The exercise
From the data that follows, copy every line holding the string "هدية".

★ ★ ★ ★ ★ ★ ★

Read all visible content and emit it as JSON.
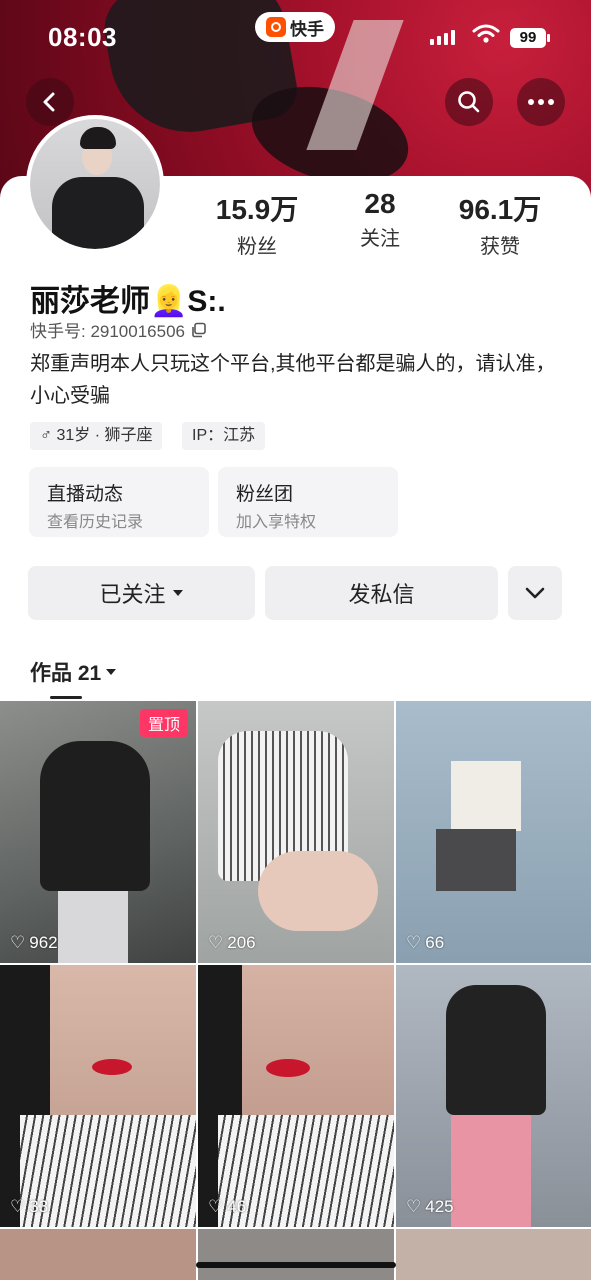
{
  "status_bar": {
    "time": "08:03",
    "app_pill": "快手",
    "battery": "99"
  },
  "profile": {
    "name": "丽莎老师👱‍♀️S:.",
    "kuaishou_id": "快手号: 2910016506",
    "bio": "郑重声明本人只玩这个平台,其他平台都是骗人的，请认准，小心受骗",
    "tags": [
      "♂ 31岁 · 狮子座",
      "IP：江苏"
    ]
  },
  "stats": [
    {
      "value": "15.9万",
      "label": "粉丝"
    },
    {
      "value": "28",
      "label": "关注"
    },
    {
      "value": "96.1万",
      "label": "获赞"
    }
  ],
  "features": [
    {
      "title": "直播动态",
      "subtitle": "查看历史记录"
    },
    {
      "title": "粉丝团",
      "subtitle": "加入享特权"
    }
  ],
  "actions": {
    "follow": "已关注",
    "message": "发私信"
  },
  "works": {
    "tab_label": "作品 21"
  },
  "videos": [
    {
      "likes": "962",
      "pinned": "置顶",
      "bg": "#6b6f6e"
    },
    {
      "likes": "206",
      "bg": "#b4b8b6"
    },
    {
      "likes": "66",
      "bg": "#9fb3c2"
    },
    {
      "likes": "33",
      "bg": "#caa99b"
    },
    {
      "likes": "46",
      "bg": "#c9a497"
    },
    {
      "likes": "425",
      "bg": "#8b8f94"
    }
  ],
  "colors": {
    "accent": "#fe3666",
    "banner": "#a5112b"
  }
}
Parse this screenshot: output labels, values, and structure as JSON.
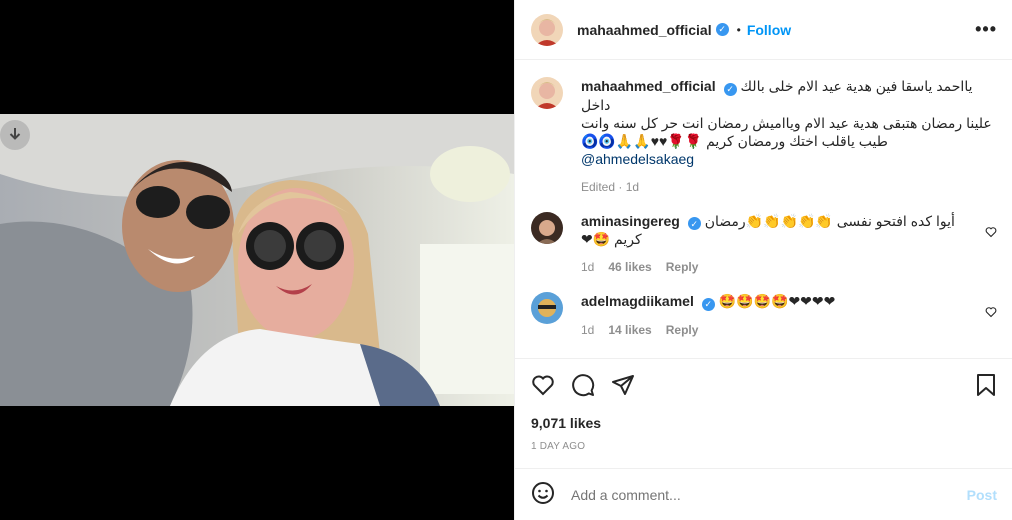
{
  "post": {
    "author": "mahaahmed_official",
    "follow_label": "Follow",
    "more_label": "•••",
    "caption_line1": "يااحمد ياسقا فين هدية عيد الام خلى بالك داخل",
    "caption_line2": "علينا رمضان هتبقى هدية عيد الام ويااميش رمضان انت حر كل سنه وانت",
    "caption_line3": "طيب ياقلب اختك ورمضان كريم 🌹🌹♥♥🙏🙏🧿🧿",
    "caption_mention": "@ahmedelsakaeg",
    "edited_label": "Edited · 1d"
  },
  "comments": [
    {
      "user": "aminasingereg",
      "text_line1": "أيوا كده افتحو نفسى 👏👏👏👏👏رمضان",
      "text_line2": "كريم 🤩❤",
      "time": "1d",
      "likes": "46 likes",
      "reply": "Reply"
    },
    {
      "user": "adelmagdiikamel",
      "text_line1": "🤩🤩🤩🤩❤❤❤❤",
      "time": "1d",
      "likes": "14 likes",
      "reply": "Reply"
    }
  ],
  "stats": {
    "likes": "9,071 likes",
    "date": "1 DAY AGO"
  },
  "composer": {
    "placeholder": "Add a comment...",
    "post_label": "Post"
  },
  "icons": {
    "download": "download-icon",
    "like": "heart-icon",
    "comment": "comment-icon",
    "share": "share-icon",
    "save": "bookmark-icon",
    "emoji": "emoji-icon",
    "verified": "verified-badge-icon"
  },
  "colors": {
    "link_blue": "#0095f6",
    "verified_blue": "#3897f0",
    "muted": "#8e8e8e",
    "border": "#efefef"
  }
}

★ ★ ★ ★ ★ ★ ★

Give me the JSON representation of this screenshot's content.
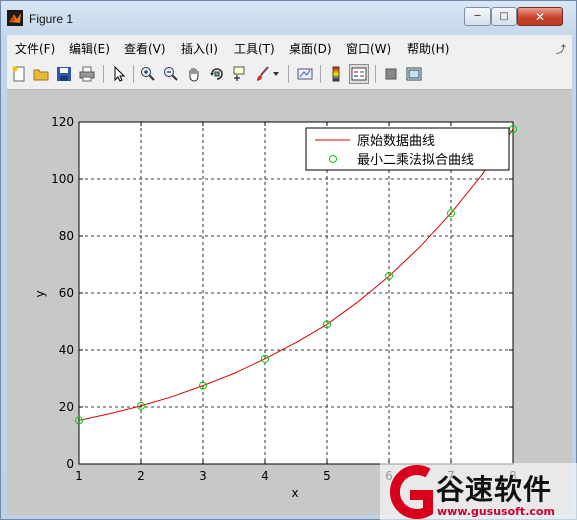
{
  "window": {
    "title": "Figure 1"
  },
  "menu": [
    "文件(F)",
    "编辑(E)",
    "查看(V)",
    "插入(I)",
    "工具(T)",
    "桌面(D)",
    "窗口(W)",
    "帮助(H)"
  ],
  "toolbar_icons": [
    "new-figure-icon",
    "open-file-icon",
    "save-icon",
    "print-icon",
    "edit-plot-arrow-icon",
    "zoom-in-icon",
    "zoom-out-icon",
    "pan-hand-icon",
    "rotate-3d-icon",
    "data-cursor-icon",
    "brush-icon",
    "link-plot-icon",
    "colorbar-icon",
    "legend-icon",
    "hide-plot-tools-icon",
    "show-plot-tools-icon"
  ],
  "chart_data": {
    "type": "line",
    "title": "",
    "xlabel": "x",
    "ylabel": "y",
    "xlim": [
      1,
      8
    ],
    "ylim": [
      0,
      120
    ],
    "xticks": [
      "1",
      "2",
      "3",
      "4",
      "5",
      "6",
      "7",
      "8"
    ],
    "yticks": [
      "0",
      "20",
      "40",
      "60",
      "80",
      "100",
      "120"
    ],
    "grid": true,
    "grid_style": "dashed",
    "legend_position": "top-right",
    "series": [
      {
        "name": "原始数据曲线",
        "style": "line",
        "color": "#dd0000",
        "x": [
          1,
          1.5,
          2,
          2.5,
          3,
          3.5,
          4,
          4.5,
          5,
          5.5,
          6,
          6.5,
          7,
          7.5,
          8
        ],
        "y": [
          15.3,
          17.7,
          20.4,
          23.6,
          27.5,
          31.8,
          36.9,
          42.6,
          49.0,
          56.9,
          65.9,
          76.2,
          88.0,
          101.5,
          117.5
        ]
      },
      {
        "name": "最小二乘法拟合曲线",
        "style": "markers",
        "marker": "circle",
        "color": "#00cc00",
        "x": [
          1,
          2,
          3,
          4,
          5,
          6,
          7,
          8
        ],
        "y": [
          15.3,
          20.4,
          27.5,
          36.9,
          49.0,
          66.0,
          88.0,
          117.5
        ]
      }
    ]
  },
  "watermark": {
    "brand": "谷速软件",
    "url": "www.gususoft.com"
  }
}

★ ★ ★ ★ ★ ★ ★

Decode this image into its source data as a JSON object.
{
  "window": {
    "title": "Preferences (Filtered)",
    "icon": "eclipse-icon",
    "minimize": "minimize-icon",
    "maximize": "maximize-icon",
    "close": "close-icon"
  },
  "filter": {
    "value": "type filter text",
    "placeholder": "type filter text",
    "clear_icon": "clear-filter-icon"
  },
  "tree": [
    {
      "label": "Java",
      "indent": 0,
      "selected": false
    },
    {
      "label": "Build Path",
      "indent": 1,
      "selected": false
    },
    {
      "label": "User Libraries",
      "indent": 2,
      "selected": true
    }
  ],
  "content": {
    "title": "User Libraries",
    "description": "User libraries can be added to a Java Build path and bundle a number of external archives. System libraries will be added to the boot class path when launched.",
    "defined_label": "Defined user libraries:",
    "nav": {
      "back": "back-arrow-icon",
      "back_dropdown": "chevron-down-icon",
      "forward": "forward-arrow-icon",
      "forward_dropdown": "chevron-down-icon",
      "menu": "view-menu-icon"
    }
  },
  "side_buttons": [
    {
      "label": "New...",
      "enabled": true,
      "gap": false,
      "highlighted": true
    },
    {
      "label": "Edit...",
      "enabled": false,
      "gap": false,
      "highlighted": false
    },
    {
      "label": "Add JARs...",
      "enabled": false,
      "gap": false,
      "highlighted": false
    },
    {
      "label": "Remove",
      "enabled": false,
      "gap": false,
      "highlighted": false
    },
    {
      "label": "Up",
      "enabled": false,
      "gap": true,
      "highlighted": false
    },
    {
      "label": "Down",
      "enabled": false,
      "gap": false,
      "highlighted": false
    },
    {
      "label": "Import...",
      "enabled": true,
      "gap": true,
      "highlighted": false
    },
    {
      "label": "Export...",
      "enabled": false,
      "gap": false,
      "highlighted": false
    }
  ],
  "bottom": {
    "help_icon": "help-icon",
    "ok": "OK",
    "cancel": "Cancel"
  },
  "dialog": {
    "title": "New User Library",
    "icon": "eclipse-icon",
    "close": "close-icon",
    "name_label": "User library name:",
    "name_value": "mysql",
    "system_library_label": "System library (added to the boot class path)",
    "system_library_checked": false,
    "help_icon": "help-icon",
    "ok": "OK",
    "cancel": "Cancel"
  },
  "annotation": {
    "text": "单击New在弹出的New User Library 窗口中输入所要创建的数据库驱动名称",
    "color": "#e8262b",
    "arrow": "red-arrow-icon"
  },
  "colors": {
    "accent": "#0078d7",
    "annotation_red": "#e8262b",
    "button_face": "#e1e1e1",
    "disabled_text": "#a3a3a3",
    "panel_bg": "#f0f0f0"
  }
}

★ ★ ★ ★ ★ ★ ★

Exercise answer
    "caption_line1": "يااحمد ياسقا فين هدية عيد الام خلى بالك داخل",
    "caption_line2": "علينا رمضان هتبقى هدية عيد الام ويااميش رمضان انت حر كل سنه وانت",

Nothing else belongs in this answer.